=== Exercise ===
Do not copy the pictures; transcribe all other material exactly.

=== Extracted entries ===
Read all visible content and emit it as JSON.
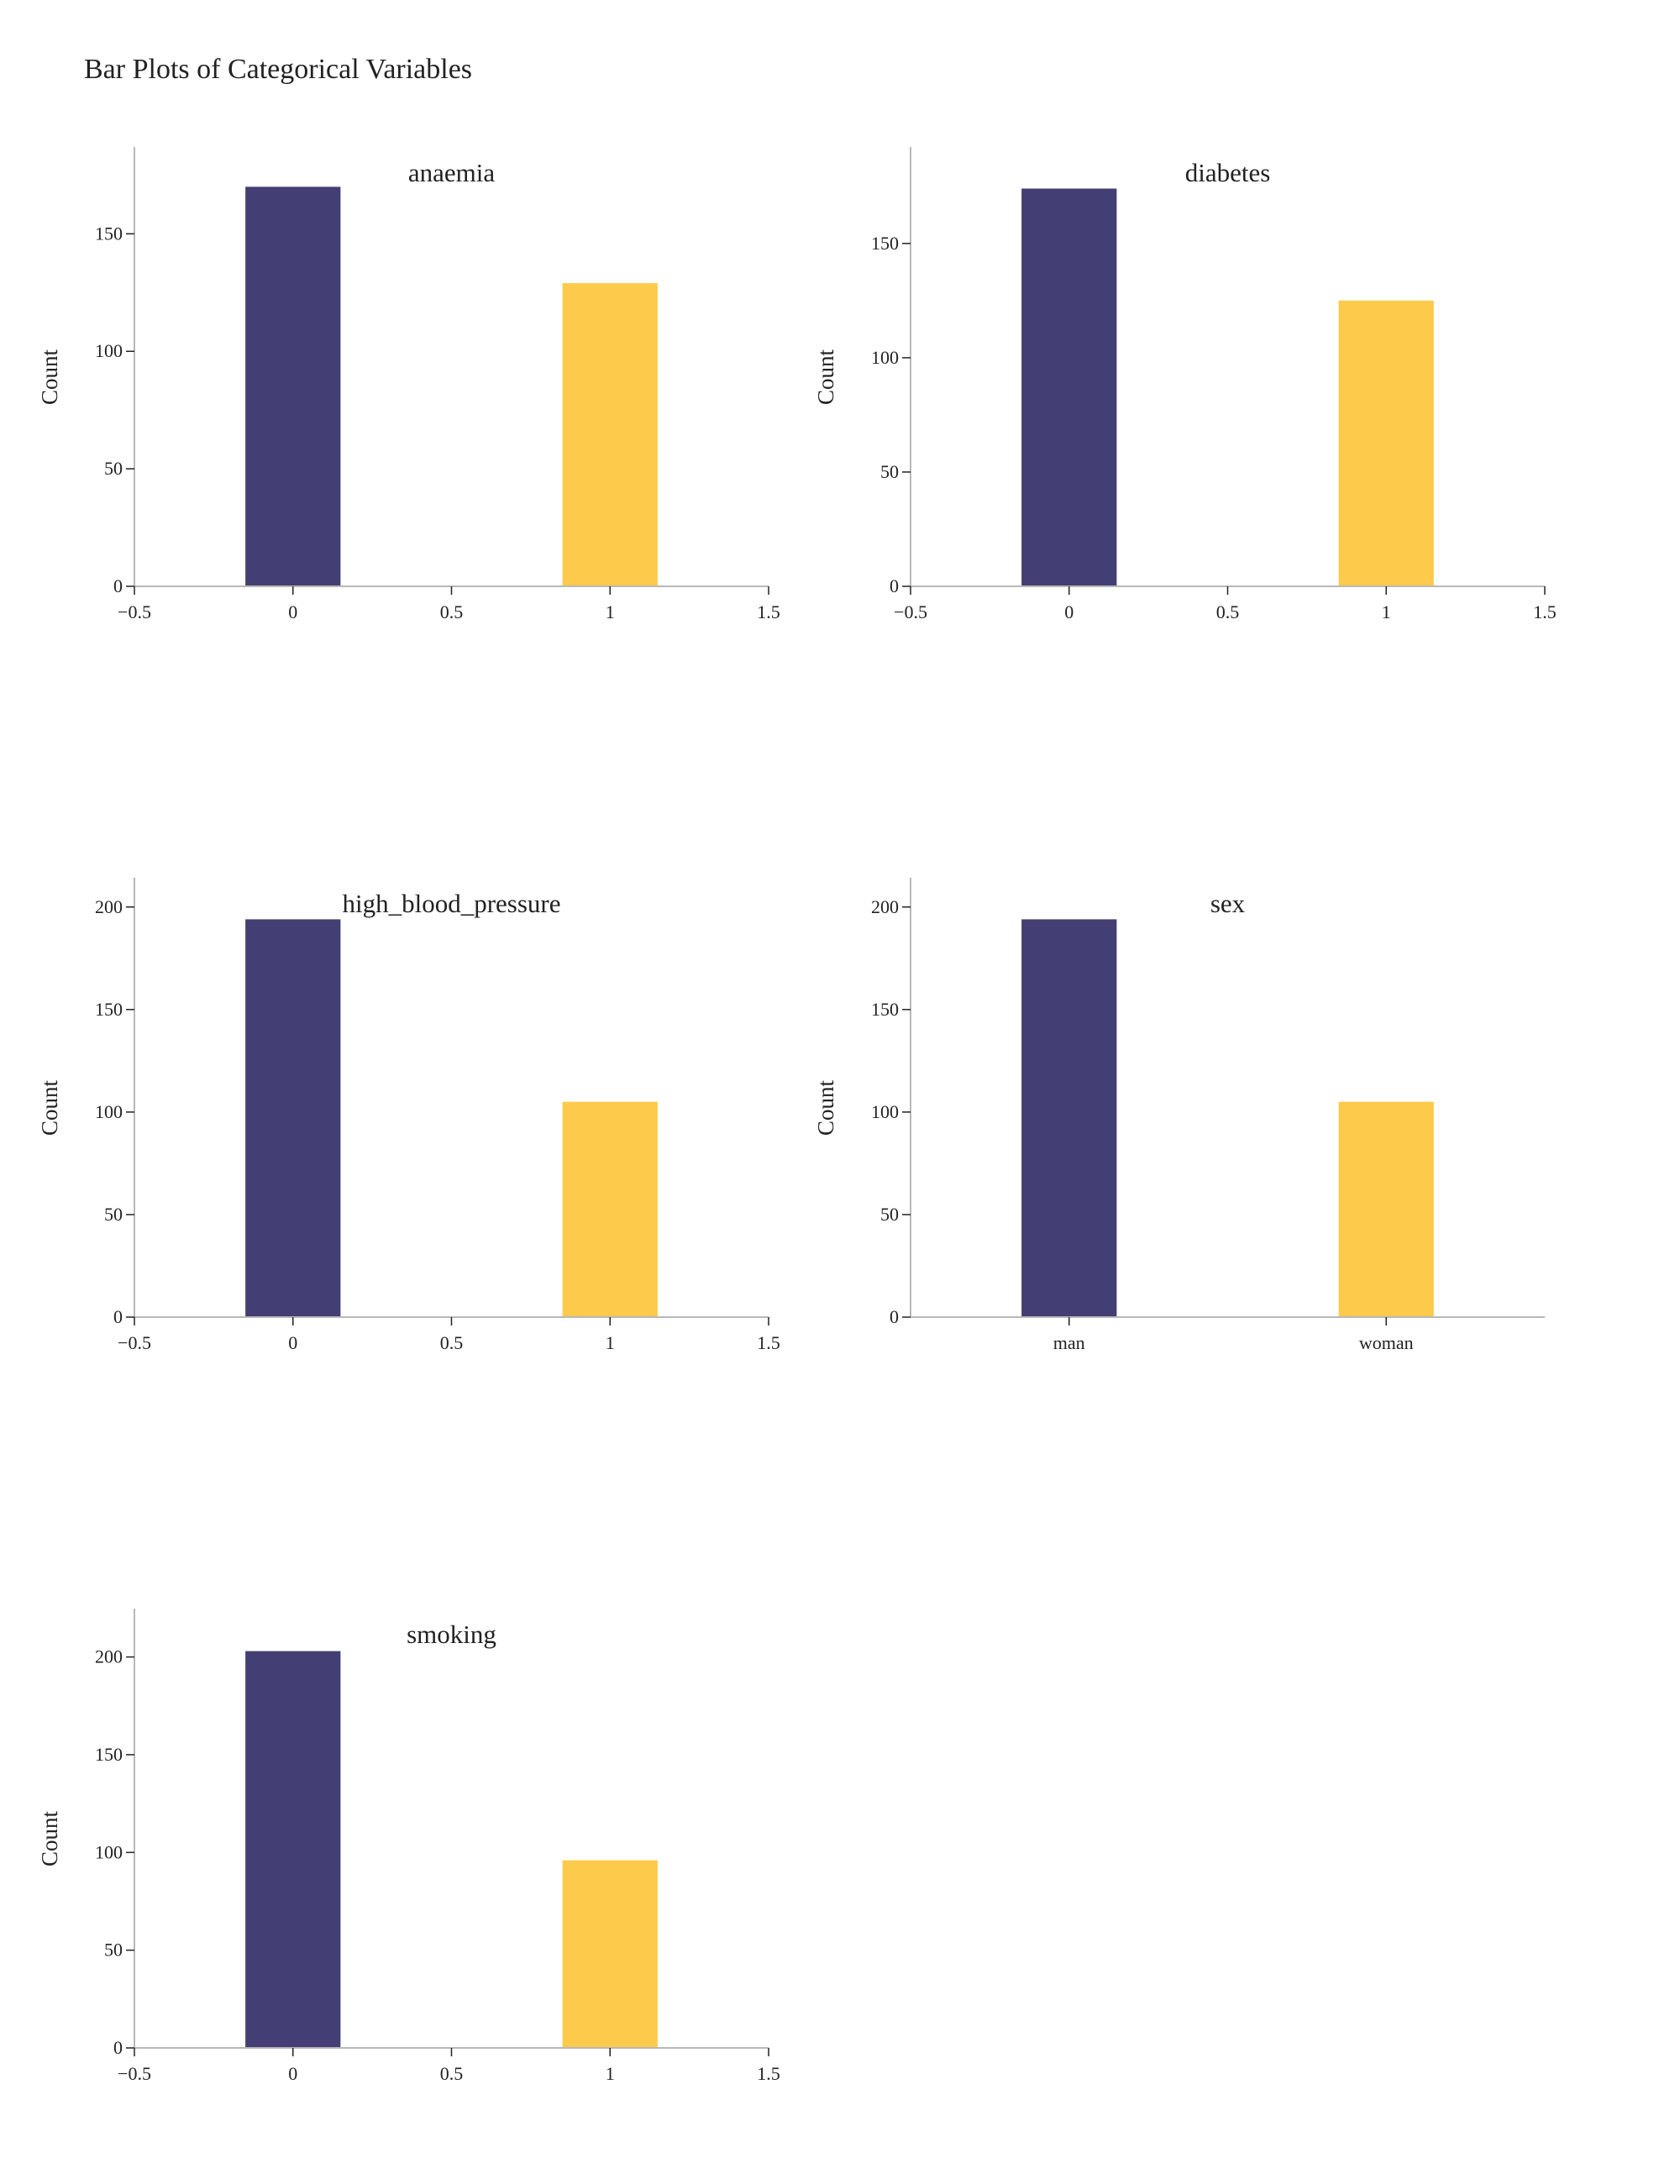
{
  "title": "Bar Plots of Categorical Variables",
  "colors": {
    "bar_0": "#433E73",
    "bar_1": "#FECA4B",
    "axis": "#B8B8B8",
    "text": "#222222"
  },
  "chart_data": [
    {
      "type": "bar",
      "title": "anaemia",
      "ylabel": "Count",
      "xlabel": "",
      "x_axis": "numeric",
      "xlim": [
        -0.5,
        1.5
      ],
      "x_ticks": [
        -0.5,
        0,
        0.5,
        1,
        1.5
      ],
      "x_tick_labels": [
        "−0.5",
        "0",
        "0.5",
        "1",
        "1.5"
      ],
      "ylim": [
        0,
        178
      ],
      "y_ticks": [
        0,
        50,
        100,
        150
      ],
      "bars": [
        {
          "x": 0,
          "value": 170
        },
        {
          "x": 1,
          "value": 129
        }
      ],
      "bar_width": 0.3
    },
    {
      "type": "bar",
      "title": "diabetes",
      "ylabel": "Count",
      "xlabel": "",
      "x_axis": "numeric",
      "xlim": [
        -0.5,
        1.5
      ],
      "x_ticks": [
        -0.5,
        0,
        0.5,
        1,
        1.5
      ],
      "x_tick_labels": [
        "−0.5",
        "0",
        "0.5",
        "1",
        "1.5"
      ],
      "ylim": [
        0,
        183
      ],
      "y_ticks": [
        0,
        50,
        100,
        150
      ],
      "bars": [
        {
          "x": 0,
          "value": 174
        },
        {
          "x": 1,
          "value": 125
        }
      ],
      "bar_width": 0.3
    },
    {
      "type": "bar",
      "title": "high_blood_pressure",
      "ylabel": "Count",
      "xlabel": "",
      "x_axis": "numeric",
      "xlim": [
        -0.5,
        1.5
      ],
      "x_ticks": [
        -0.5,
        0,
        0.5,
        1,
        1.5
      ],
      "x_tick_labels": [
        "−0.5",
        "0",
        "0.5",
        "1",
        "1.5"
      ],
      "ylim": [
        0,
        204
      ],
      "y_ticks": [
        0,
        50,
        100,
        150,
        200
      ],
      "bars": [
        {
          "x": 0,
          "value": 194
        },
        {
          "x": 1,
          "value": 105
        }
      ],
      "bar_width": 0.3
    },
    {
      "type": "bar",
      "title": "sex",
      "ylabel": "Count",
      "xlabel": "",
      "x_axis": "categorical",
      "categories": [
        "man",
        "woman"
      ],
      "ylim": [
        0,
        204
      ],
      "y_ticks": [
        0,
        50,
        100,
        150,
        200
      ],
      "bars": [
        {
          "category": "man",
          "value": 194
        },
        {
          "category": "woman",
          "value": 105
        }
      ],
      "bar_width": 0.3
    },
    {
      "type": "bar",
      "title": "smoking",
      "ylabel": "Count",
      "xlabel": "",
      "x_axis": "numeric",
      "xlim": [
        -0.5,
        1.5
      ],
      "x_ticks": [
        -0.5,
        0,
        0.5,
        1,
        1.5
      ],
      "x_tick_labels": [
        "−0.5",
        "0",
        "0.5",
        "1",
        "1.5"
      ],
      "ylim": [
        0,
        214
      ],
      "y_ticks": [
        0,
        50,
        100,
        150,
        200
      ],
      "bars": [
        {
          "x": 0,
          "value": 203
        },
        {
          "x": 1,
          "value": 96
        }
      ],
      "bar_width": 0.3
    }
  ]
}
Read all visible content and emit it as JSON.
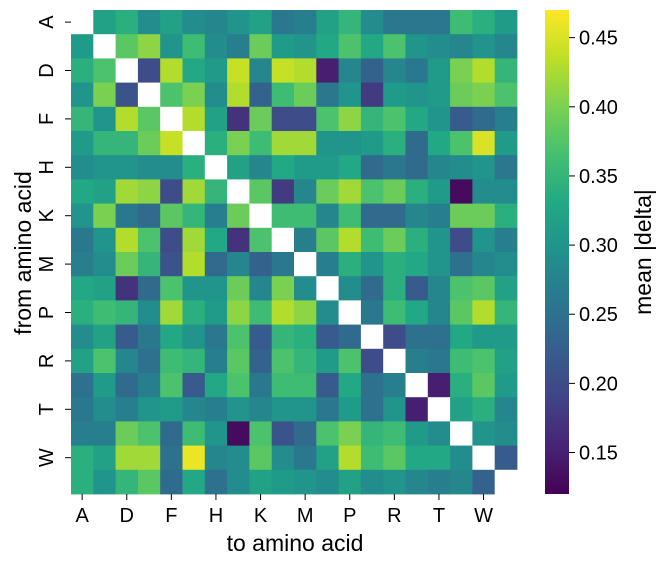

=== Answer to the problem ===
Read all visible content and emit it as JSON.
{
  "title": "Bar Plots of Categorical Variables",
  "colors": {
    "bar_0": "#433E73",
    "bar_1": "#FECA4B",
    "axis": "#B8B8B8",
    "text": "#222222"
  },
  "chart_data": [
    {
      "type": "bar",
      "title": "anaemia",
      "ylabel": "Count",
      "xlabel": "",
      "x_axis": "numeric",
      "xlim": [
        -0.5,
        1.5
      ],
      "x_ticks": [
        -0.5,
        0,
        0.5,
        1,
        1.5
      ],
      "x_tick_labels": [
        "−0.5",
        "0",
        "0.5",
        "1",
        "1.5"
      ],
      "ylim": [
        0,
        178
      ],
      "y_ticks": [
        0,
        50,
        100,
        150
      ],
      "bars": [
        {
          "x": 0,
          "value": 170
        },
        {
          "x": 1,
          "value": 129
        }
      ],
      "bar_width": 0.3
    },
    {
      "type": "bar",
      "title": "diabetes",
      "ylabel": "Count",
      "xlabel": "",
      "x_axis": "numeric",
      "xlim": [
        -0.5,
        1.5
      ],
      "x_ticks": [
        -0.5,
        0,
        0.5,
        1,
        1.5
      ],
      "x_tick_labels": [
        "−0.5",
        "0",
        "0.5",
        "1",
        "1.5"
      ],
      "ylim": [
        0,
        183
      ],
      "y_ticks": [
        0,
        50,
        100,
        150
      ],
      "bars": [
        {
          "x": 0,
          "value": 174
        },
        {
          "x": 1,
          "value": 125
        }
      ],
      "bar_width": 0.3
    },
    {
      "type": "bar",
      "title": "high_blood_pressure",
      "ylabel": "Count",
      "xlabel": "",
      "x_axis": "numeric",
      "xlim": [
        -0.5,
        1.5
      ],
      "x_ticks": [
        -0.5,
        0,
        0.5,
        1,
        1.5
      ],
      "x_tick_labels": [
        "−0.5",
        "0",
        "0.5",
        "1",
        "1.5"
      ],
      "ylim": [
        0,
        204
      ],
      "y_ticks": [
        0,
        50,
        100,
        150,
        200
      ],
      "bars": [
        {
          "x": 0,
          "value": 194
        },
        {
          "x": 1,
          "value": 105
        }
      ],
      "bar_width": 0.3
    },
    {
      "type": "bar",
      "title": "sex",
      "ylabel": "Count",
      "xlabel": "",
      "x_axis": "categorical",
      "categories": [
        "man",
        "woman"
      ],
      "ylim": [
        0,
        204
      ],
      "y_ticks": [
        0,
        50,
        100,
        150,
        200
      ],
      "bars": [
        {
          "category": "man",
          "value": 194
        },
        {
          "category": "woman",
          "value": 105
        }
      ],
      "bar_width": 0.3
    },
    {
      "type": "bar",
      "title": "smoking",
      "ylabel": "Count",
      "xlabel": "",
      "x_axis": "numeric",
      "xlim": [
        -0.5,
        1.5
      ],
      "x_ticks": [
        -0.5,
        0,
        0.5,
        1,
        1.5
      ],
      "x_tick_labels": [
        "−0.5",
        "0",
        "0.5",
        "1",
        "1.5"
      ],
      "ylim": [
        0,
        214
      ],
      "y_ticks": [
        0,
        50,
        100,
        150,
        200
      ],
      "bars": [
        {
          "x": 0,
          "value": 203
        },
        {
          "x": 1,
          "value": 96
        }
      ],
      "bar_width": 0.3
    }
  ]
}
Read all visible content and emit it as JSON.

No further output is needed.